▶ [Requirements] Review the lines that follow and copy each one that contains the word "text".

▶ [Records for the exercise]
- - -

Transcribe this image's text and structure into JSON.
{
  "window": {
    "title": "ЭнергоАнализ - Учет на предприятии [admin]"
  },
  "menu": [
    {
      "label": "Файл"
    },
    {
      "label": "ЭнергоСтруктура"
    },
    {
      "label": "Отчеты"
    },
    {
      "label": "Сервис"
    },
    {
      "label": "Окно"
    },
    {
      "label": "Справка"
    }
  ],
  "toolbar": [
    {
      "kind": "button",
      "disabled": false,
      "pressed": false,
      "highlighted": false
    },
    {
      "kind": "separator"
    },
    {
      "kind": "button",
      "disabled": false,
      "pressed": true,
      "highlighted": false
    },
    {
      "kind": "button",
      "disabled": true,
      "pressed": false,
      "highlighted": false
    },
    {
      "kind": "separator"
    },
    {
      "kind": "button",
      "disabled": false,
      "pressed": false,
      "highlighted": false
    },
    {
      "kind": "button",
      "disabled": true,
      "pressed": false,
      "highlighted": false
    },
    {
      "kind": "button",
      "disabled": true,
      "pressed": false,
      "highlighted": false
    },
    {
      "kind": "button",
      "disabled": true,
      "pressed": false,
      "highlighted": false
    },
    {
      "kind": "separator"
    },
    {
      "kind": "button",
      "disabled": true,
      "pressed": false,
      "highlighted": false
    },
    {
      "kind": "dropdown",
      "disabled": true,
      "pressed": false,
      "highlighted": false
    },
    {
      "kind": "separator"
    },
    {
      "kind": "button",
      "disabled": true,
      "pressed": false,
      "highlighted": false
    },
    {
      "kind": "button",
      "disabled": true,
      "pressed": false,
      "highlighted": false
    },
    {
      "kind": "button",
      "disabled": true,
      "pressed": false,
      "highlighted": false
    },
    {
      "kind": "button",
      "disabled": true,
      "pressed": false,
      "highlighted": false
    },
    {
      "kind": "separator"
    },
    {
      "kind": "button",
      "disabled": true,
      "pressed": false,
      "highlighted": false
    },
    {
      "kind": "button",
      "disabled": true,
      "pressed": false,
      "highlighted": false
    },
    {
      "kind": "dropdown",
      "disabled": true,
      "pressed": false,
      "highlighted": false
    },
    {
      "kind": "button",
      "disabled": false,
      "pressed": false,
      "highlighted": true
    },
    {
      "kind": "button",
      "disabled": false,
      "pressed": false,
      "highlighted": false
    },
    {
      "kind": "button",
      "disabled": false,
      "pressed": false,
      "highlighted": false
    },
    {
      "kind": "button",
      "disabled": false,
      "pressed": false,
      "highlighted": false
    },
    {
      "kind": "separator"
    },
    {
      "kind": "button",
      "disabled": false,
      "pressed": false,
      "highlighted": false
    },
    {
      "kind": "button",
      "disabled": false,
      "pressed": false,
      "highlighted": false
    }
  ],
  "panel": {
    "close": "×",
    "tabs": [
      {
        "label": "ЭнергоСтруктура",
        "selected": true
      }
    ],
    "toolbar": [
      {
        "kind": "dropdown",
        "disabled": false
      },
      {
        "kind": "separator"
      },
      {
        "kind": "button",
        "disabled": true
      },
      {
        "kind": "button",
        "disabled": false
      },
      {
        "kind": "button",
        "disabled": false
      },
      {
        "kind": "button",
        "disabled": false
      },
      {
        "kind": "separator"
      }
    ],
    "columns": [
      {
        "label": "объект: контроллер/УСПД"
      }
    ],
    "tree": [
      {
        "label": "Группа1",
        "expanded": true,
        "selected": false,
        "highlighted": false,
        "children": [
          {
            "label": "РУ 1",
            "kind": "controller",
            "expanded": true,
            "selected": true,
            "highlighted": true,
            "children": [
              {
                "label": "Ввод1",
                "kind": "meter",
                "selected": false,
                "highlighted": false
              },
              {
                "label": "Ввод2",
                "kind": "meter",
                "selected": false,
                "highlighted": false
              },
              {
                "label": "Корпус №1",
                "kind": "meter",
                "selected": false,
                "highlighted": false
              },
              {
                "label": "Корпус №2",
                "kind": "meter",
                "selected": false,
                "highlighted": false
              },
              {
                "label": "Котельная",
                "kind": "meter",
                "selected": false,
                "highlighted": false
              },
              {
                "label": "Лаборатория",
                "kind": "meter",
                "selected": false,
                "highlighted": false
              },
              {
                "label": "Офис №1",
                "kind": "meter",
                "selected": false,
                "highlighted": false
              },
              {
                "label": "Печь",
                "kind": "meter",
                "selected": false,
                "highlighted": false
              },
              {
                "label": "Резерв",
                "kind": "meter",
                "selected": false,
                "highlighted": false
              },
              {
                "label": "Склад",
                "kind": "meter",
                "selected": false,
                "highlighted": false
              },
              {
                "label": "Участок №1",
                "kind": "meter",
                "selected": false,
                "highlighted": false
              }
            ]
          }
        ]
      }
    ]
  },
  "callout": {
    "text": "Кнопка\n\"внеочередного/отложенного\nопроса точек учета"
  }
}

- - -

▶ [Correct output]
Transcribe this image's text and structure into JSON.
    "text": "Кнопка\n\"внеочередного/отложенного\nопроса точек учета"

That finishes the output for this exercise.